--- BEGIN ---
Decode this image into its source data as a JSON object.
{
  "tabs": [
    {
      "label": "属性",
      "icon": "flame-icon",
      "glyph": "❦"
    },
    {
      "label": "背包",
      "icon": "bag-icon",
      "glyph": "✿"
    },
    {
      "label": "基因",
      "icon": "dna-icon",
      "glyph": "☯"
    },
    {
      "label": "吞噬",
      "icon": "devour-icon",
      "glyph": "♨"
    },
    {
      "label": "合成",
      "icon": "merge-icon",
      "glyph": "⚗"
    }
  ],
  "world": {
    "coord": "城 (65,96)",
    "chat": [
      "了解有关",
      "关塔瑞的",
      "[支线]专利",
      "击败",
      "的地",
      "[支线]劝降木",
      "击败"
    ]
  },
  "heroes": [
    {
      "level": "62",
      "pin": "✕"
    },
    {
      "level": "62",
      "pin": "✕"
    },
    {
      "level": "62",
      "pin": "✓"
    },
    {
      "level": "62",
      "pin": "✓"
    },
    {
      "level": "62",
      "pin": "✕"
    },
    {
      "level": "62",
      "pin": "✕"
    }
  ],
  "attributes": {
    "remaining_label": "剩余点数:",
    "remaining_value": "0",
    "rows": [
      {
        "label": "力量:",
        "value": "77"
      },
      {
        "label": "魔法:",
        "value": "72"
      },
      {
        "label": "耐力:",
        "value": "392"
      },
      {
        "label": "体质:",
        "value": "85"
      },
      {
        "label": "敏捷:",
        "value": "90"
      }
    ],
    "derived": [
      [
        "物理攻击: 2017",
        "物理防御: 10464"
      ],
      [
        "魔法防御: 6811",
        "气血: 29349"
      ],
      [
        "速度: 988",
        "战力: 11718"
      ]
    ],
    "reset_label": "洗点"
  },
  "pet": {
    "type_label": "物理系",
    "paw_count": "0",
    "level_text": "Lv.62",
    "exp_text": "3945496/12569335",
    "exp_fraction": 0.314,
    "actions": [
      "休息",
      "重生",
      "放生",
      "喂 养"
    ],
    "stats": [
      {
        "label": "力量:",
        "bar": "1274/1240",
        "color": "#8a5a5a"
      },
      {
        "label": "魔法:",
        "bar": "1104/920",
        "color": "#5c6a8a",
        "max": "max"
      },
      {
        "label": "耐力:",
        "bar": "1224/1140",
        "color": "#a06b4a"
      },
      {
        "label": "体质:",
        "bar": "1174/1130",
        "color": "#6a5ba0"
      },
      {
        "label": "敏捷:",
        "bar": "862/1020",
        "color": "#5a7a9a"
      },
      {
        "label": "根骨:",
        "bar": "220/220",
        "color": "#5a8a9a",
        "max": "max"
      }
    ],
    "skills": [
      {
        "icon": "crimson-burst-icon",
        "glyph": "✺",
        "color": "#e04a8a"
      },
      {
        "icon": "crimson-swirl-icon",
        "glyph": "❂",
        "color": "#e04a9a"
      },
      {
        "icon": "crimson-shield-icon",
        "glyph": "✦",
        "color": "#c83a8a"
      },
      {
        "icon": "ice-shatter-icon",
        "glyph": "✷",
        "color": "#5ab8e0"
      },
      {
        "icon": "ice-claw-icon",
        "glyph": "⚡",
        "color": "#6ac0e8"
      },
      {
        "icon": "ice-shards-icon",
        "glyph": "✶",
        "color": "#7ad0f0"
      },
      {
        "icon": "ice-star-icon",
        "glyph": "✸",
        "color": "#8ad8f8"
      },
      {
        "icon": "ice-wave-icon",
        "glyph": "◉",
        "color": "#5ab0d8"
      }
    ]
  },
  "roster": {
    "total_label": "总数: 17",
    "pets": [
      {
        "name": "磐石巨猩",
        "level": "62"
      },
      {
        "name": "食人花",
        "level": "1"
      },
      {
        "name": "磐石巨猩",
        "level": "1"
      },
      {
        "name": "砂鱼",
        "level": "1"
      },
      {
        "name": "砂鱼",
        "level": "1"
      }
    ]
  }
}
--- END ---
Write out every entry word for word.

ANSWER IN FULL -
Decode this image into its source data as a JSON object.
{
  "tabs": [
    {
      "label": "属性",
      "icon": "flame-icon",
      "glyph": "❦"
    },
    {
      "label": "背包",
      "icon": "bag-icon",
      "glyph": "✿"
    },
    {
      "label": "基因",
      "icon": "dna-icon",
      "glyph": "☯"
    },
    {
      "label": "吞噬",
      "icon": "devour-icon",
      "glyph": "♨"
    },
    {
      "label": "合成",
      "icon": "merge-icon",
      "glyph": "⚗"
    }
  ],
  "world": {
    "coord": "城 (65,96)",
    "chat": [
      "了解有关",
      "关塔瑞的",
      "[支线]专利",
      "击败",
      "的地",
      "[支线]劝降木",
      "击败"
    ]
  },
  "heroes": [
    {
      "level": "62",
      "pin": "✕"
    },
    {
      "level": "62",
      "pin": "✕"
    },
    {
      "level": "62",
      "pin": "✓"
    },
    {
      "level": "62",
      "pin": "✓"
    },
    {
      "level": "62",
      "pin": "✕"
    },
    {
      "level": "62",
      "pin": "✕"
    }
  ],
  "attributes": {
    "remaining_label": "剩余点数:",
    "remaining_value": "0",
    "rows": [
      {
        "label": "力量:",
        "value": "77"
      },
      {
        "label": "魔法:",
        "value": "72"
      },
      {
        "label": "耐力:",
        "value": "392"
      },
      {
        "label": "体质:",
        "value": "85"
      },
      {
        "label": "敏捷:",
        "value": "90"
      }
    ],
    "derived": [
      [
        "物理攻击: 2017",
        "物理防御: 10464"
      ],
      [
        "魔法防御: 6811",
        "气血: 29349"
      ],
      [
        "速度: 988",
        "战力: 11718"
      ]
    ],
    "reset_label": "洗点"
  },
  "pet": {
    "type_label": "物理系",
    "paw_count": "0",
    "level_text": "Lv.62",
    "exp_text": "3945496/12569335",
    "exp_fraction": 0.314,
    "actions": [
      "休息",
      "重生",
      "放生",
      "喂 养"
    ],
    "stats": [
      {
        "label": "力量:",
        "bar": "1274/1240",
        "color": "#8a5a5a"
      },
      {
        "label": "魔法:",
        "bar": "1104/920",
        "color": "#5c6a8a",
        "max": "max"
      },
      {
        "label": "耐力:",
        "bar": "1224/1140",
        "color": "#a06b4a"
      },
      {
        "label": "体质:",
        "bar": "1174/1130",
        "color": "#6a5ba0"
      },
      {
        "label": "敏捷:",
        "bar": "862/1020",
        "color": "#5a7a9a"
      },
      {
        "label": "根骨:",
        "bar": "220/220",
        "color": "#5a8a9a",
        "max": "max"
      }
    ],
    "skills": [
      {
        "icon": "crimson-burst-icon",
        "glyph": "✺",
        "color": "#e04a8a"
      },
      {
        "icon": "crimson-swirl-icon",
        "glyph": "❂",
        "color": "#e04a9a"
      },
      {
        "icon": "crimson-shield-icon",
        "glyph": "✦",
        "color": "#c83a8a"
      },
      {
        "icon": "ice-shatter-icon",
        "glyph": "✷",
        "color": "#5ab8e0"
      },
      {
        "icon": "ice-claw-icon",
        "glyph": "⚡",
        "color": "#6ac0e8"
      },
      {
        "icon": "ice-shards-icon",
        "glyph": "✶",
        "color": "#7ad0f0"
      },
      {
        "icon": "ice-star-icon",
        "glyph": "✸",
        "color": "#8ad8f8"
      },
      {
        "icon": "ice-wave-icon",
        "glyph": "◉",
        "color": "#5ab0d8"
      }
    ]
  },
  "roster": {
    "total_label": "总数: 17",
    "pets": [
      {
        "name": "磐石巨猩",
        "level": "62"
      },
      {
        "name": "食人花",
        "level": "1"
      },
      {
        "name": "磐石巨猩",
        "level": "1"
      },
      {
        "name": "砂鱼",
        "level": "1"
      },
      {
        "name": "砂鱼",
        "level": "1"
      }
    ]
  }
}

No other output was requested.